*Goal of the exercise*:
In the code fix proposed in the thread below about DUTest(), list every R function that is called.

*Source passage*:
━━━━━━━━

VCCRI / Sierra

Discover differential transcript usage from polyA-captured single cell RNA-seq data
GNU General Public License v3.0
49 stars 17 forks source link

DUTest() with genes containg ':' or space #39

Closed GeertvanGeest closed 3 years ago

GeertvanGeest commented 3 years ago

Runnnig DUTest() on a dataset with gene names containing colons (:) or spaces results in:

Error in `.rowNamesDF<-`(x, value = value) : 
  duplicate 'row.names' are not allowed
In addition: Warning message:
non-unique values when setting 'row.names':  

Because DEXSeq removes spaces and columns in the gene names:

Warning messages:
1: In DEXSeq::DEXSeqDataSet(peak.matrix, sampleData = sampleTable,  :
  empty spaces or ':' characters were found either in your groupIDs or in your featureIDs, these will be removed from the identifiers

Causing mismatches between gene names and DEXSeq output.

This can be solved with changing differential_usage.R line 671 to:

# removing colons and spaces to match output of DEXSeq                                     
pid_gene_names <- gsub('[: ]', '', dexseq.feature.table$Gene_name)
rownames(dexseq.feature.table) <- paste0(pid_gene_names, ":", dexseq.feature.table$Peak_number) 
rj-patrick commented 3 years ago

Hi @GeertvanGeest,

Thanks for identifying this issue, I've incorporated your suggestion. Let us know if you have any more issues running DUTest.

Cheers, Ralph

━━━━━━━━

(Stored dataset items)

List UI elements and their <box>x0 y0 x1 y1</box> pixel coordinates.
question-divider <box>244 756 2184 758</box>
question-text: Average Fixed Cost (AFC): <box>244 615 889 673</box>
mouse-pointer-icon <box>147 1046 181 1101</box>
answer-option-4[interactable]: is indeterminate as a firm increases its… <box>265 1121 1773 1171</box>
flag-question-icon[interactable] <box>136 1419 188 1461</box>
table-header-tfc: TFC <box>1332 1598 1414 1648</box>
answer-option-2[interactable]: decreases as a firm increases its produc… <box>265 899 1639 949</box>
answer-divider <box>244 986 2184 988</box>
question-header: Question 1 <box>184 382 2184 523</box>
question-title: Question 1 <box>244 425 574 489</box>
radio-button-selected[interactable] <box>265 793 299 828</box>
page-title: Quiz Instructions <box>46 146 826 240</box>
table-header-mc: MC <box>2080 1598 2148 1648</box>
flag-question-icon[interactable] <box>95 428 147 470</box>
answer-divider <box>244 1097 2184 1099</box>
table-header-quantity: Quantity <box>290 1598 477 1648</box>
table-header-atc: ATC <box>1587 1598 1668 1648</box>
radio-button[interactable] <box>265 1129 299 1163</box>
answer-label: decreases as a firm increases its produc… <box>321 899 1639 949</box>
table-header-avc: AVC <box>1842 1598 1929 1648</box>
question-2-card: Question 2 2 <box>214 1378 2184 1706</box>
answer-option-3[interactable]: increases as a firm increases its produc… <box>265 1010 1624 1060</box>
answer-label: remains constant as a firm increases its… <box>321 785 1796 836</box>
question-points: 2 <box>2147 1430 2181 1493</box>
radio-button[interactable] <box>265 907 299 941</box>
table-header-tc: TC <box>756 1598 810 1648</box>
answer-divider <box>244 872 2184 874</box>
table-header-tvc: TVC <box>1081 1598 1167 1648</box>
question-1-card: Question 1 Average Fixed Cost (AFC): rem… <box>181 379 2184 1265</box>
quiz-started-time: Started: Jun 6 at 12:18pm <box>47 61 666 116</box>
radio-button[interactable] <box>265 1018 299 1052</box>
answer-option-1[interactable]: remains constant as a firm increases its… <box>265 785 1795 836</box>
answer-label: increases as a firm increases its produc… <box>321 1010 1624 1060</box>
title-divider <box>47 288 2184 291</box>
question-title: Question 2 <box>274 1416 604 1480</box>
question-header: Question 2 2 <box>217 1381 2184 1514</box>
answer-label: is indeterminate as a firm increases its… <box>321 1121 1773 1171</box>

━━━━━━━━

*Exercise response*:
gsub, rownames, paste0